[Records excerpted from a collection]
▼▼▼

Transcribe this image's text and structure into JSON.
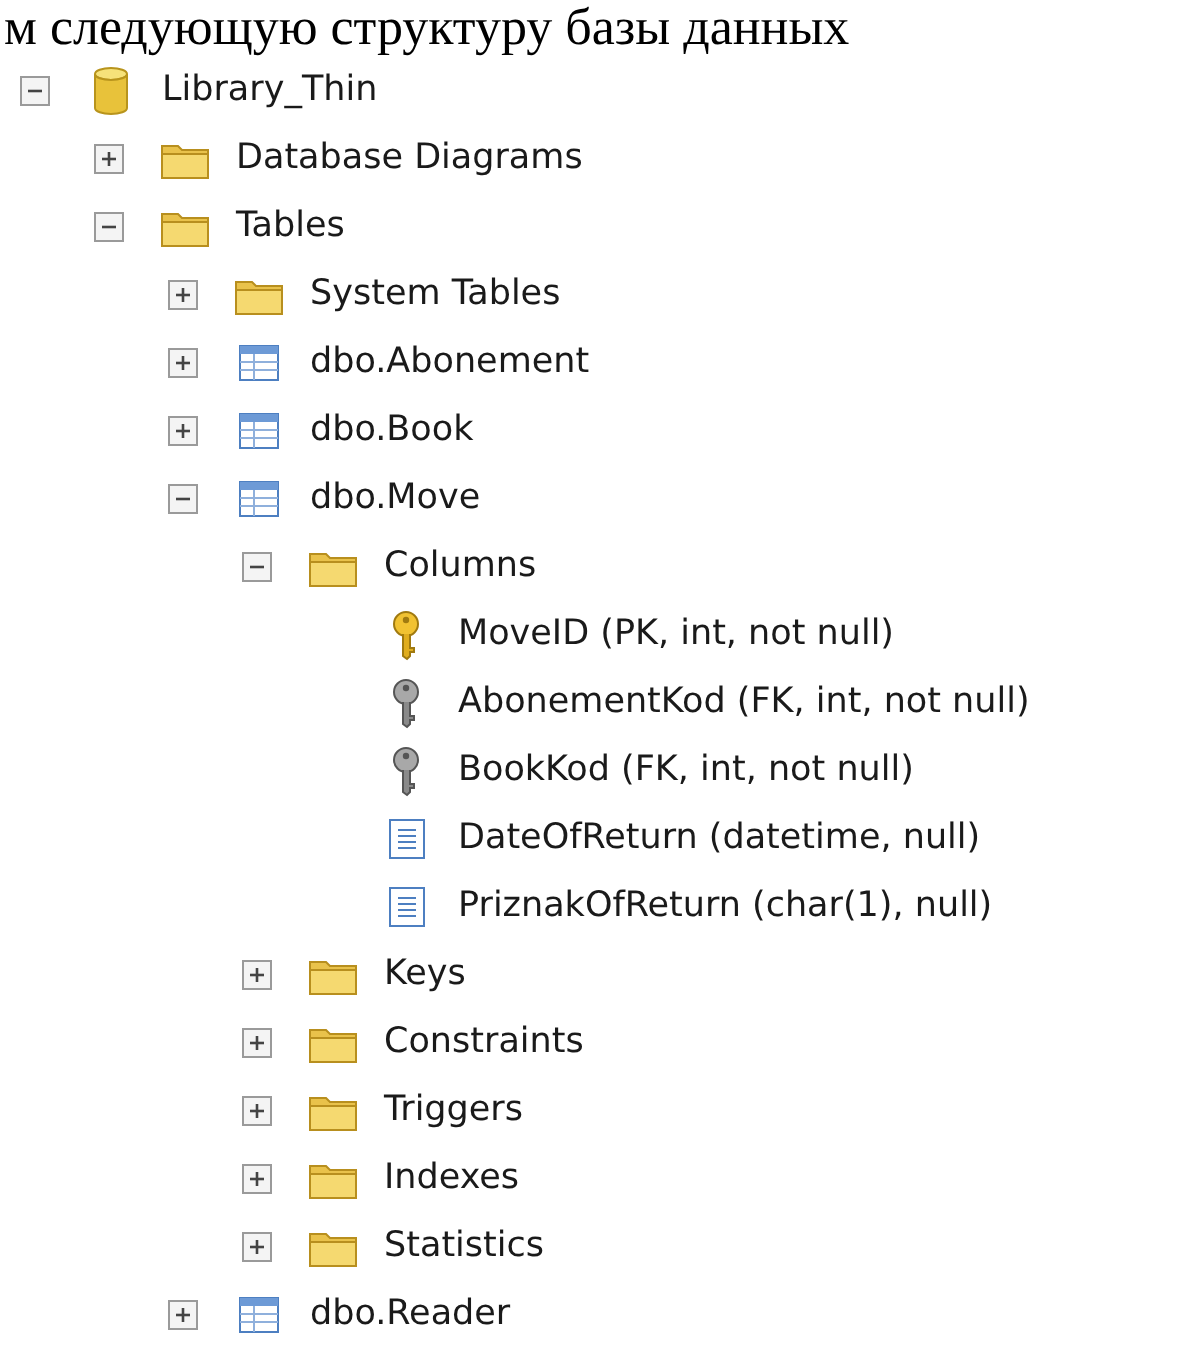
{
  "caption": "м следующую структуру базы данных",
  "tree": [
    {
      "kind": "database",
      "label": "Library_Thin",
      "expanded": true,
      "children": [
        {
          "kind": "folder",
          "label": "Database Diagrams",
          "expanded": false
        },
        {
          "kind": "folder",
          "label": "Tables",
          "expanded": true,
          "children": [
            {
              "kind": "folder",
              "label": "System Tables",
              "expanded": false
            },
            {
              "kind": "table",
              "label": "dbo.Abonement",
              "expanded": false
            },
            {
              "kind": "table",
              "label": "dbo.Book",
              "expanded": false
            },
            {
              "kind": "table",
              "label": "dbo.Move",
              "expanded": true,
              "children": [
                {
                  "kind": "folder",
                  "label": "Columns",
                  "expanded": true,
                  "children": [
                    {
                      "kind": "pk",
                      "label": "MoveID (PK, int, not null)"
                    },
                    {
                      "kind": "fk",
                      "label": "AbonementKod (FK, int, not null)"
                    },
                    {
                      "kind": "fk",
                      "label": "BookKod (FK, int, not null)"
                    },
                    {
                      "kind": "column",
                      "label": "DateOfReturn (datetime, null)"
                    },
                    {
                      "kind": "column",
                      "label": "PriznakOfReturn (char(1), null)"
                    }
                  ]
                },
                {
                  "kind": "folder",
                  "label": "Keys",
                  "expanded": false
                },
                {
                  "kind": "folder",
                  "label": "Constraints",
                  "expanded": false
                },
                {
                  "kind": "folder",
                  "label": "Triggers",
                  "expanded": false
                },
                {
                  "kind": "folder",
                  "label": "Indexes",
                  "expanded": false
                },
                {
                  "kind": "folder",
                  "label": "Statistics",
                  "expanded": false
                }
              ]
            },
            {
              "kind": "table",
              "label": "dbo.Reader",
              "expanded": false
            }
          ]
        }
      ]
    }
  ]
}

▲▲▲

Leave the pictures out and write out every entry exactly as given.

Transcribe this image's text and structure into JSON.
{
  "caption": "м следующую структуру базы данных",
  "tree": [
    {
      "kind": "database",
      "label": "Library_Thin",
      "expanded": true,
      "children": [
        {
          "kind": "folder",
          "label": "Database Diagrams",
          "expanded": false
        },
        {
          "kind": "folder",
          "label": "Tables",
          "expanded": true,
          "children": [
            {
              "kind": "folder",
              "label": "System Tables",
              "expanded": false
            },
            {
              "kind": "table",
              "label": "dbo.Abonement",
              "expanded": false
            },
            {
              "kind": "table",
              "label": "dbo.Book",
              "expanded": false
            },
            {
              "kind": "table",
              "label": "dbo.Move",
              "expanded": true,
              "children": [
                {
                  "kind": "folder",
                  "label": "Columns",
                  "expanded": true,
                  "children": [
                    {
                      "kind": "pk",
                      "label": "MoveID (PK, int, not null)"
                    },
                    {
                      "kind": "fk",
                      "label": "AbonementKod (FK, int, not null)"
                    },
                    {
                      "kind": "fk",
                      "label": "BookKod (FK, int, not null)"
                    },
                    {
                      "kind": "column",
                      "label": "DateOfReturn (datetime, null)"
                    },
                    {
                      "kind": "column",
                      "label": "PriznakOfReturn (char(1), null)"
                    }
                  ]
                },
                {
                  "kind": "folder",
                  "label": "Keys",
                  "expanded": false
                },
                {
                  "kind": "folder",
                  "label": "Constraints",
                  "expanded": false
                },
                {
                  "kind": "folder",
                  "label": "Triggers",
                  "expanded": false
                },
                {
                  "kind": "folder",
                  "label": "Indexes",
                  "expanded": false
                },
                {
                  "kind": "folder",
                  "label": "Statistics",
                  "expanded": false
                }
              ]
            },
            {
              "kind": "table",
              "label": "dbo.Reader",
              "expanded": false
            }
          ]
        }
      ]
    }
  ]
}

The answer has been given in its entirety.